-- Material provided --

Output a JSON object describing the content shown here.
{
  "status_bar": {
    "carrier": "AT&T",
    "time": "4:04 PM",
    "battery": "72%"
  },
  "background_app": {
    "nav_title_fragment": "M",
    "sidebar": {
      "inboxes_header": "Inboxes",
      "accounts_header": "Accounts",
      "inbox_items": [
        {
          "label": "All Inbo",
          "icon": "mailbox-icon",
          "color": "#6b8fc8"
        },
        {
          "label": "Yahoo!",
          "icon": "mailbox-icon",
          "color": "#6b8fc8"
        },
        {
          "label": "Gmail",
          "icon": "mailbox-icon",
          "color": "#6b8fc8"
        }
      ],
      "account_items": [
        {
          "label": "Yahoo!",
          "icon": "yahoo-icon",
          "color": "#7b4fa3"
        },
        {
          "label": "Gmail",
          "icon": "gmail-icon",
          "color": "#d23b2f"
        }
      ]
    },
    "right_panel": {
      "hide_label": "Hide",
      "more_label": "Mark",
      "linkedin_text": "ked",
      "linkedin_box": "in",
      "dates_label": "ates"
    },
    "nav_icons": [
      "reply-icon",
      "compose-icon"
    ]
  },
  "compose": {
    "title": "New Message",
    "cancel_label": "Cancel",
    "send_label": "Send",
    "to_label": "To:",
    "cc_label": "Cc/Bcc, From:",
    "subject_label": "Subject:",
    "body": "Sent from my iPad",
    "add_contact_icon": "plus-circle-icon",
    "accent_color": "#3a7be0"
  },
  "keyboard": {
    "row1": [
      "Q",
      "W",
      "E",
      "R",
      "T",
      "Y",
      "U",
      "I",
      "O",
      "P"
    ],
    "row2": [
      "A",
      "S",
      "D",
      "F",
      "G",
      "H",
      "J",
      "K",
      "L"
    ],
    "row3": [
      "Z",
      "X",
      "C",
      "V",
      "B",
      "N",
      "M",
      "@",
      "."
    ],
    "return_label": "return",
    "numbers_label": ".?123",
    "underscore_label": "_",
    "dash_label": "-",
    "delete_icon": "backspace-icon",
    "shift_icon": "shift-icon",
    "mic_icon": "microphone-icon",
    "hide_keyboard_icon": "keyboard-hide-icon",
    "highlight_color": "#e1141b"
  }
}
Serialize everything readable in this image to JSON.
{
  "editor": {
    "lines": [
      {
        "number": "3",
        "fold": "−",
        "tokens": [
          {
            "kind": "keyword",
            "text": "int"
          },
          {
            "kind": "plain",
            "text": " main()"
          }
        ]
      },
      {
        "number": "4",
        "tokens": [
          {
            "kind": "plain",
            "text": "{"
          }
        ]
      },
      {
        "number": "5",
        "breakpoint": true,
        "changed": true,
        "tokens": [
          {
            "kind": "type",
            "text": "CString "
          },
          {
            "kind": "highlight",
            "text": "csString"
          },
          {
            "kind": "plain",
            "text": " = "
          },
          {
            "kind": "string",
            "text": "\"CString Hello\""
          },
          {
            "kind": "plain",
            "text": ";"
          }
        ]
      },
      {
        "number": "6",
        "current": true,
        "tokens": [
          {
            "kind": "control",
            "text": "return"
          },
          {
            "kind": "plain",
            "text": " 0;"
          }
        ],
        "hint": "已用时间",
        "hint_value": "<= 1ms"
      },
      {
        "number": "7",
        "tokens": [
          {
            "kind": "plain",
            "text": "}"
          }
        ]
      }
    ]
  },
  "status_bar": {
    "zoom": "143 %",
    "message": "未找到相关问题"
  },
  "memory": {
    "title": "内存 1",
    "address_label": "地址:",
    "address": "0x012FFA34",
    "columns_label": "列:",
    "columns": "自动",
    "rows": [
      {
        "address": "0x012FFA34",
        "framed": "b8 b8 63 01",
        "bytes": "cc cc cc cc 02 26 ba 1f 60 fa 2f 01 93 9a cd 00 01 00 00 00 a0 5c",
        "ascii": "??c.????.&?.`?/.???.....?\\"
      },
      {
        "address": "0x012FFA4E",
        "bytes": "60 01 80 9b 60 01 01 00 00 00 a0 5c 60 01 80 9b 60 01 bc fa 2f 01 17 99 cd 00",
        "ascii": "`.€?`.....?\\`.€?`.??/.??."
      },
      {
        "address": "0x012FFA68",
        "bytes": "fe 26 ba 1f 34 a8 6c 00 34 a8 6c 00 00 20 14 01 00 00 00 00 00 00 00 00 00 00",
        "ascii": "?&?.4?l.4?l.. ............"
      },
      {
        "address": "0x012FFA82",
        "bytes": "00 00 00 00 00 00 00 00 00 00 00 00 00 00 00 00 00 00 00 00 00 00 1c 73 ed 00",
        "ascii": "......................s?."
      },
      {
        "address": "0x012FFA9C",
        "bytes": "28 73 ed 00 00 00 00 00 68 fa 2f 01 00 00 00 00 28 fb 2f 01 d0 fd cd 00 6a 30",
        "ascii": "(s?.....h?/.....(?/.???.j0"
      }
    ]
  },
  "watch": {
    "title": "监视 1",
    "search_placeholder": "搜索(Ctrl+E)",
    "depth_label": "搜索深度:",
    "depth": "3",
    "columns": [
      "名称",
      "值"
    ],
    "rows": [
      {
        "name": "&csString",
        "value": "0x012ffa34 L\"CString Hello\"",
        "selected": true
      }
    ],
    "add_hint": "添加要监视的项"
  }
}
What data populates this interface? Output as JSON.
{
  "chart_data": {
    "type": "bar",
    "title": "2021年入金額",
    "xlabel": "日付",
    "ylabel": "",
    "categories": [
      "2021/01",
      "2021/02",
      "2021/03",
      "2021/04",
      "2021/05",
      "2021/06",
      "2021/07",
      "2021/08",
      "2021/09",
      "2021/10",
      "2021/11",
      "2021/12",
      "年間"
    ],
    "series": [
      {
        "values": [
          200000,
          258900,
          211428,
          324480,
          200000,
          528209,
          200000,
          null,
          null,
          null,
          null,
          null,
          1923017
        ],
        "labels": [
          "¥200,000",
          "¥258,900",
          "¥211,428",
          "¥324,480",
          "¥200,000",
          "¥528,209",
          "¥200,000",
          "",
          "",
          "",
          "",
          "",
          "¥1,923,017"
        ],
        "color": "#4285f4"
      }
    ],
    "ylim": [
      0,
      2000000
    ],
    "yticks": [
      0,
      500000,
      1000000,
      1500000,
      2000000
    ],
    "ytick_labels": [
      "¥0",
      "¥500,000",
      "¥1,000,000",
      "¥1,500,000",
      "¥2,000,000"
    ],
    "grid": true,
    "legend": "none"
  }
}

-- Written instruction --
The records above should be duplicated in full, exactly as given.

-- Answer to the exercise --
Output a JSON object describing the content shown here.
{
  "status_bar": {
    "carrier": "AT&T",
    "time": "4:04 PM",
    "battery": "72%"
  },
  "background_app": {
    "nav_title_fragment": "M",
    "sidebar": {
      "inboxes_header": "Inboxes",
      "accounts_header": "Accounts",
      "inbox_items": [
        {
          "label": "All Inbo",
          "icon": "mailbox-icon",
          "color": "#6b8fc8"
        },
        {
          "label": "Yahoo!",
          "icon": "mailbox-icon",
          "color": "#6b8fc8"
        },
        {
          "label": "Gmail",
          "icon": "mailbox-icon",
          "color": "#6b8fc8"
        }
      ],
      "account_items": [
        {
          "label": "Yahoo!",
          "icon": "yahoo-icon",
          "color": "#7b4fa3"
        },
        {
          "label": "Gmail",
          "icon": "gmail-icon",
          "color": "#d23b2f"
        }
      ]
    },
    "right_panel": {
      "hide_label": "Hide",
      "more_label": "Mark",
      "linkedin_text": "ked",
      "linkedin_box": "in",
      "dates_label": "ates"
    },
    "nav_icons": [
      "reply-icon",
      "compose-icon"
    ]
  },
  "compose": {
    "title": "New Message",
    "cancel_label": "Cancel",
    "send_label": "Send",
    "to_label": "To:",
    "cc_label": "Cc/Bcc, From:",
    "subject_label": "Subject:",
    "body": "Sent from my iPad",
    "add_contact_icon": "plus-circle-icon",
    "accent_color": "#3a7be0"
  },
  "keyboard": {
    "row1": [
      "Q",
      "W",
      "E",
      "R",
      "T",
      "Y",
      "U",
      "I",
      "O",
      "P"
    ],
    "row2": [
      "A",
      "S",
      "D",
      "F",
      "G",
      "H",
      "J",
      "K",
      "L"
    ],
    "row3": [
      "Z",
      "X",
      "C",
      "V",
      "B",
      "N",
      "M",
      "@",
      "."
    ],
    "return_label": "return",
    "numbers_label": ".?123",
    "underscore_label": "_",
    "dash_label": "-",
    "delete_icon": "backspace-icon",
    "shift_icon": "shift-icon",
    "mic_icon": "microphone-icon",
    "hide_keyboard_icon": "keyboard-hide-icon",
    "highlight_color": "#e1141b"
  }
}
Serialize everything readable in this image to JSON.
{
  "editor": {
    "lines": [
      {
        "number": "3",
        "fold": "−",
        "tokens": [
          {
            "kind": "keyword",
            "text": "int"
          },
          {
            "kind": "plain",
            "text": " main()"
          }
        ]
      },
      {
        "number": "4",
        "tokens": [
          {
            "kind": "plain",
            "text": "{"
          }
        ]
      },
      {
        "number": "5",
        "breakpoint": true,
        "changed": true,
        "tokens": [
          {
            "kind": "type",
            "text": "CString "
          },
          {
            "kind": "highlight",
            "text": "csString"
          },
          {
            "kind": "plain",
            "text": " = "
          },
          {
            "kind": "string",
            "text": "\"CString Hello\""
          },
          {
            "kind": "plain",
            "text": ";"
          }
        ]
      },
      {
        "number": "6",
        "current": true,
        "tokens": [
          {
            "kind": "control",
            "text": "return"
          },
          {
            "kind": "plain",
            "text": " 0;"
          }
        ],
        "hint": "已用时间",
        "hint_value": "<= 1ms"
      },
      {
        "number": "7",
        "tokens": [
          {
            "kind": "plain",
            "text": "}"
          }
        ]
      }
    ]
  },
  "status_bar": {
    "zoom": "143 %",
    "message": "未找到相关问题"
  },
  "memory": {
    "title": "内存 1",
    "address_label": "地址:",
    "address": "0x012FFA34",
    "columns_label": "列:",
    "columns": "自动",
    "rows": [
      {
        "address": "0x012FFA34",
        "framed": "b8 b8 63 01",
        "bytes": "cc cc cc cc 02 26 ba 1f 60 fa 2f 01 93 9a cd 00 01 00 00 00 a0 5c",
        "ascii": "??c.????.&?.`?/.???.....?\\"
      },
      {
        "address": "0x012FFA4E",
        "bytes": "60 01 80 9b 60 01 01 00 00 00 a0 5c 60 01 80 9b 60 01 bc fa 2f 01 17 99 cd 00",
        "ascii": "`.€?`.....?\\`.€?`.??/.??."
      },
      {
        "address": "0x012FFA68",
        "bytes": "fe 26 ba 1f 34 a8 6c 00 34 a8 6c 00 00 20 14 01 00 00 00 00 00 00 00 00 00 00",
        "ascii": "?&?.4?l.4?l.. ............"
      },
      {
        "address": "0x012FFA82",
        "bytes": "00 00 00 00 00 00 00 00 00 00 00 00 00 00 00 00 00 00 00 00 00 00 1c 73 ed 00",
        "ascii": "......................s?."
      },
      {
        "address": "0x012FFA9C",
        "bytes": "28 73 ed 00 00 00 00 00 68 fa 2f 01 00 00 00 00 28 fb 2f 01 d0 fd cd 00 6a 30",
        "ascii": "(s?.....h?/.....(?/.???.j0"
      }
    ]
  },
  "watch": {
    "title": "监视 1",
    "search_placeholder": "搜索(Ctrl+E)",
    "depth_label": "搜索深度:",
    "depth": "3",
    "columns": [
      "名称",
      "值"
    ],
    "rows": [
      {
        "name": "&csString",
        "value": "0x012ffa34 L\"CString Hello\"",
        "selected": true
      }
    ],
    "add_hint": "添加要监视的项"
  }
}
What data populates this interface? Output as JSON.
{
  "chart_data": {
    "type": "bar",
    "title": "2021年入金額",
    "xlabel": "日付",
    "ylabel": "",
    "categories": [
      "2021/01",
      "2021/02",
      "2021/03",
      "2021/04",
      "2021/05",
      "2021/06",
      "2021/07",
      "2021/08",
      "2021/09",
      "2021/10",
      "2021/11",
      "2021/12",
      "年間"
    ],
    "series": [
      {
        "values": [
          200000,
          258900,
          211428,
          324480,
          200000,
          528209,
          200000,
          null,
          null,
          null,
          null,
          null,
          1923017
        ],
        "labels": [
          "¥200,000",
          "¥258,900",
          "¥211,428",
          "¥324,480",
          "¥200,000",
          "¥528,209",
          "¥200,000",
          "",
          "",
          "",
          "",
          "",
          "¥1,923,017"
        ],
        "color": "#4285f4"
      }
    ],
    "ylim": [
      0,
      2000000
    ],
    "yticks": [
      0,
      500000,
      1000000,
      1500000,
      2000000
    ],
    "ytick_labels": [
      "¥0",
      "¥500,000",
      "¥1,000,000",
      "¥1,500,000",
      "¥2,000,000"
    ],
    "grid": true,
    "legend": "none"
  }
}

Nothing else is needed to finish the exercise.